- Required task -
For the records below, say how many lines contain the string "this". Give the number only.

- Source material -
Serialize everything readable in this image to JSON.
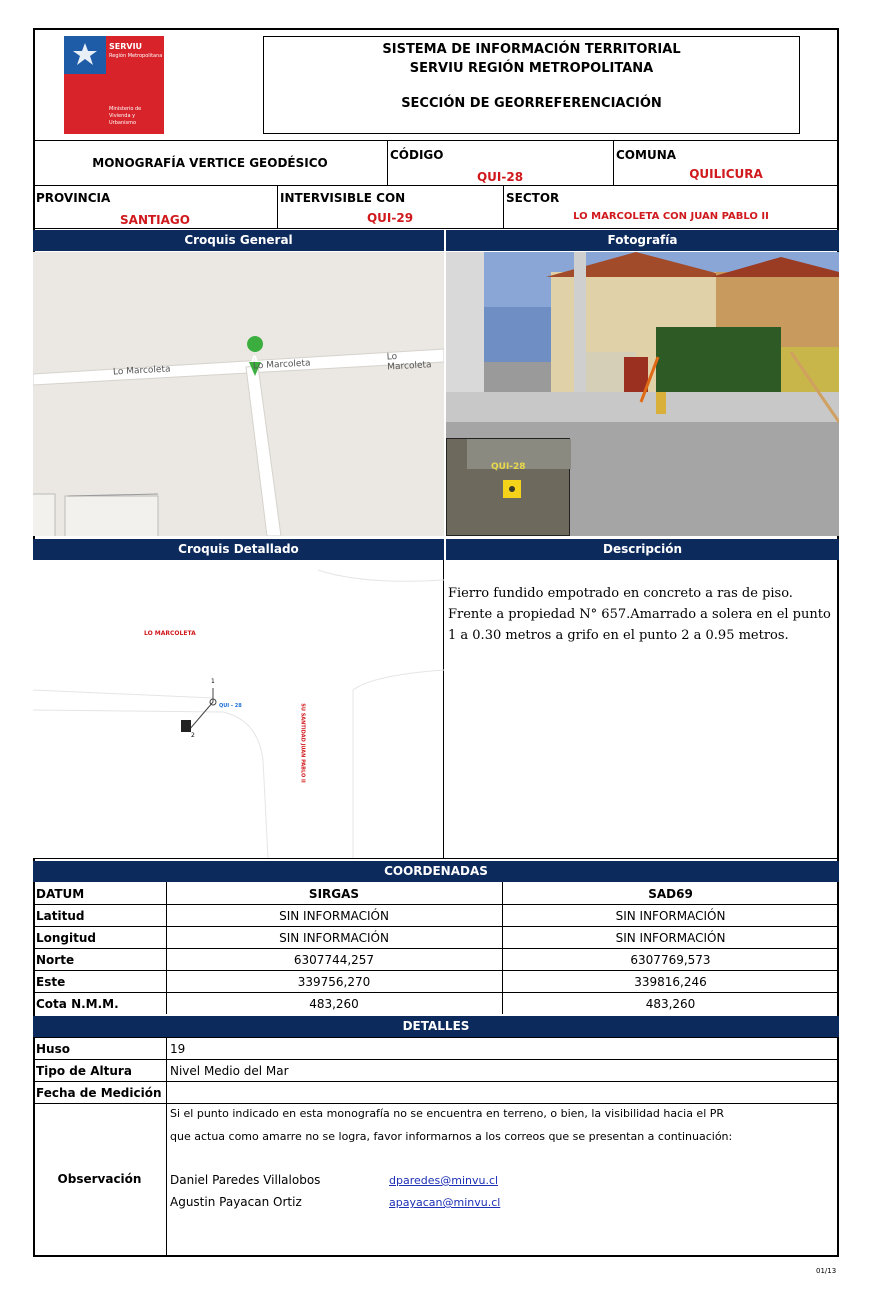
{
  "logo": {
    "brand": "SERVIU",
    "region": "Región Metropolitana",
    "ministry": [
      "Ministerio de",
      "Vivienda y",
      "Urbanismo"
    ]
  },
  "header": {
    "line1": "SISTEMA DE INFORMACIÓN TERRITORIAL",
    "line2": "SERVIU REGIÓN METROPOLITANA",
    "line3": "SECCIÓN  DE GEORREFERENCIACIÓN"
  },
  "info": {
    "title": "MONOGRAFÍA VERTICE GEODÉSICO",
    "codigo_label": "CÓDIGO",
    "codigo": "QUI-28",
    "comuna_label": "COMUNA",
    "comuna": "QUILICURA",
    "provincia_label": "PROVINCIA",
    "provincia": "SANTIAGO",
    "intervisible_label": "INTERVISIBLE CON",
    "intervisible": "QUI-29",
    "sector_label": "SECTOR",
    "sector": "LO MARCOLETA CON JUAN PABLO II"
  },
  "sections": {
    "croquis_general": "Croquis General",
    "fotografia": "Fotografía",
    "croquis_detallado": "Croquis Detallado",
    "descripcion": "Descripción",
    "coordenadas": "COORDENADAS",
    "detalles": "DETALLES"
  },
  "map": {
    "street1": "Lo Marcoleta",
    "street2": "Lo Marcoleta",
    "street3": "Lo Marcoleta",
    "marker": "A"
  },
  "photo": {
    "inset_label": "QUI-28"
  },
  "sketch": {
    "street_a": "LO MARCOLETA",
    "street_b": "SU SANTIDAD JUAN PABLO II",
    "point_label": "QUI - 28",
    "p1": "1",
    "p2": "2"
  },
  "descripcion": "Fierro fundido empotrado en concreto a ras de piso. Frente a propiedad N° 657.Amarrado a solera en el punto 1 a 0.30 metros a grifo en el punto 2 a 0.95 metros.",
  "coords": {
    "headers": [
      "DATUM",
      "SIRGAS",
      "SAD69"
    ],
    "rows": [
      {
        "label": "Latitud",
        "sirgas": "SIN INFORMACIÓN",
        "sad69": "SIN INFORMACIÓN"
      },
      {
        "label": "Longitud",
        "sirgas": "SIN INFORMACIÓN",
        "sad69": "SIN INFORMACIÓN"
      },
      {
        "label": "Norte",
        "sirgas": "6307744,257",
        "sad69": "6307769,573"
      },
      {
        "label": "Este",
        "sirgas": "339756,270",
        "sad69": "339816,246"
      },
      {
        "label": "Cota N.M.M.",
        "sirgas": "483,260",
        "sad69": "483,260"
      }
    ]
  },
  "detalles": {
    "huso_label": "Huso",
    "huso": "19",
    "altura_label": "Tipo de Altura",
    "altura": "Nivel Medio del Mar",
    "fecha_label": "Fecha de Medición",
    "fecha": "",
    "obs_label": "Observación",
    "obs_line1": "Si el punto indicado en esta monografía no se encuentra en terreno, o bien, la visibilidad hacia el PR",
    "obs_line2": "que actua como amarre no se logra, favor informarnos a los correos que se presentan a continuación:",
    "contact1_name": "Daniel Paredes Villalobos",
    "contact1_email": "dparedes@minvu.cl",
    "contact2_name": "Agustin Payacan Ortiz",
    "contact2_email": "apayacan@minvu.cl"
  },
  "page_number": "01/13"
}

* * *

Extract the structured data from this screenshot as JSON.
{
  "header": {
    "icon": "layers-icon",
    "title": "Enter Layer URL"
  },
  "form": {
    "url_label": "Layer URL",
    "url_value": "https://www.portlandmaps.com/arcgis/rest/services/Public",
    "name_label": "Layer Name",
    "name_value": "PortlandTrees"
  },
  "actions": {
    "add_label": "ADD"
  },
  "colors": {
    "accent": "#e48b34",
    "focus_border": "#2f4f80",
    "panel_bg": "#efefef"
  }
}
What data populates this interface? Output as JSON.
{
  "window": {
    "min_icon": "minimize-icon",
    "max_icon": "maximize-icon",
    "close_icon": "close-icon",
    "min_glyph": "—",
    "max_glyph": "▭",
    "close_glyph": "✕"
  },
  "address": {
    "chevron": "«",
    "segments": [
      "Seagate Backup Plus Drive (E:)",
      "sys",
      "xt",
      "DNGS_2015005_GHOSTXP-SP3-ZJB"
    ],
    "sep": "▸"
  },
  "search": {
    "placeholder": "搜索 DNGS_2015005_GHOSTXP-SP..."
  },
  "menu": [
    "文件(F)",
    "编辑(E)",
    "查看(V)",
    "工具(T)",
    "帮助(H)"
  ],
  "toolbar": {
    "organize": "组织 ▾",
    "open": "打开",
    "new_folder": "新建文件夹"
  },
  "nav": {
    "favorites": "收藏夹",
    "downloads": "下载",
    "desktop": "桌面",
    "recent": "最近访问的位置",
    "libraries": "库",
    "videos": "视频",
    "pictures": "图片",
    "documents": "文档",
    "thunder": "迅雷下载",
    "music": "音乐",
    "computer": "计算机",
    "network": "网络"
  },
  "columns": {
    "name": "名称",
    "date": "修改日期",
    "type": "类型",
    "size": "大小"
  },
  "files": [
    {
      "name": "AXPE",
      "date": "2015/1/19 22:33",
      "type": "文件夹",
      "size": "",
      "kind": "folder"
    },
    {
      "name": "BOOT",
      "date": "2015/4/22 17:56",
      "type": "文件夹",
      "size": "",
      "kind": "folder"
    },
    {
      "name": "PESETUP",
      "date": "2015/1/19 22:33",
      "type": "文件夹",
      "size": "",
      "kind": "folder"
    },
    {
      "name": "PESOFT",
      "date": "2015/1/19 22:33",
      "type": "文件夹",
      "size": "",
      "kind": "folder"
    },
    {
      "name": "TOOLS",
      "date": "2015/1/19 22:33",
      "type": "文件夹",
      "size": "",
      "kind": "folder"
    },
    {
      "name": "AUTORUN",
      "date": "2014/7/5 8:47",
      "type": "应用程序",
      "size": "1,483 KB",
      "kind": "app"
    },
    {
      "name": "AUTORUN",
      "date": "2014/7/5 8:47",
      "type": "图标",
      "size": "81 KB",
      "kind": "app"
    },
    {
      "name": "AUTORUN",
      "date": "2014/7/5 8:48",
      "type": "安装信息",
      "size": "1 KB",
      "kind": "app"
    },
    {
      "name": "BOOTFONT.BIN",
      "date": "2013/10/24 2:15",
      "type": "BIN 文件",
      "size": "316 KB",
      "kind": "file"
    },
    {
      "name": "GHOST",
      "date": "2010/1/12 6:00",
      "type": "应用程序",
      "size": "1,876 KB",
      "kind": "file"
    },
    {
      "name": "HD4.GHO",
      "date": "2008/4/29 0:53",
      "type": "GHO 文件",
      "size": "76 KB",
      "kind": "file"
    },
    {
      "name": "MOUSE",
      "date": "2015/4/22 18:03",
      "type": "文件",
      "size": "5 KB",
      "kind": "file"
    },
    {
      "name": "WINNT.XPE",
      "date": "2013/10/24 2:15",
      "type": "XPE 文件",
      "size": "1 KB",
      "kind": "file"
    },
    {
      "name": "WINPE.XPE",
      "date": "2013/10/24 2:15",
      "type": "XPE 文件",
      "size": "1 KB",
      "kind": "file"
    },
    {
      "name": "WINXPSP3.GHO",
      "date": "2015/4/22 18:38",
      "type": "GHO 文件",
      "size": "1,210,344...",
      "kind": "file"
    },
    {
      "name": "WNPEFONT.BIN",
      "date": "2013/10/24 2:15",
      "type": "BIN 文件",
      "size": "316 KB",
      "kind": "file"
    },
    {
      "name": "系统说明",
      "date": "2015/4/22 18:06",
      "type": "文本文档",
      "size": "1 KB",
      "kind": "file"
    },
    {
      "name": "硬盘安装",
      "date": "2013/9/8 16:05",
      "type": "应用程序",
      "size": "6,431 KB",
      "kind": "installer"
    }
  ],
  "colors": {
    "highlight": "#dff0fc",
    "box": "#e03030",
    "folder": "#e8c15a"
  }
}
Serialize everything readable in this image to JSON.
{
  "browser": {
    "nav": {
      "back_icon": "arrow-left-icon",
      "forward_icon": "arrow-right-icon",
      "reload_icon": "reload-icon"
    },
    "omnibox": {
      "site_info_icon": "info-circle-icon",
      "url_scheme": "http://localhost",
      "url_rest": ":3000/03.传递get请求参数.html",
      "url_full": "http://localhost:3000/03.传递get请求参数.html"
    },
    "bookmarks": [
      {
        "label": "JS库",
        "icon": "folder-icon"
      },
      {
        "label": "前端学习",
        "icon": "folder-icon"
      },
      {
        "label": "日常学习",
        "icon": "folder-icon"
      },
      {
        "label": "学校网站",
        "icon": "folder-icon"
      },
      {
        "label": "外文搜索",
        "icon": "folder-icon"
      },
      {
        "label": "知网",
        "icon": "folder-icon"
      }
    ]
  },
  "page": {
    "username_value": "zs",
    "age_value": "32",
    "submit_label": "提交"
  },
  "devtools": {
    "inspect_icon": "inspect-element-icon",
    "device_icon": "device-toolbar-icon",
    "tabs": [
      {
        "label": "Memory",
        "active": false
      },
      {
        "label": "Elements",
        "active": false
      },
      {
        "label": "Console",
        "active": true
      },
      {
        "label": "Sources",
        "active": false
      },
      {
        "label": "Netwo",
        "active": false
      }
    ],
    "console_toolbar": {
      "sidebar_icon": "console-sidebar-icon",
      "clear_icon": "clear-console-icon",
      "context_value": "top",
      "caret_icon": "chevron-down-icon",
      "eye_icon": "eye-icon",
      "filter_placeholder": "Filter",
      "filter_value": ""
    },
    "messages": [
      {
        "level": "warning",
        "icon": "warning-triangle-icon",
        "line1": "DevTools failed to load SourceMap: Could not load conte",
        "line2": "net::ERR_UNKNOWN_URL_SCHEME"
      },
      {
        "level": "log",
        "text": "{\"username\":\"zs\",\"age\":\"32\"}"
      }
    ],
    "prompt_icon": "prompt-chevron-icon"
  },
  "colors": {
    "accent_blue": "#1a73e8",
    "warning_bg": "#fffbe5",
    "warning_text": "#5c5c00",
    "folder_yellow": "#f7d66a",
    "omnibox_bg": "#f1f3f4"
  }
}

- Response to the task -
4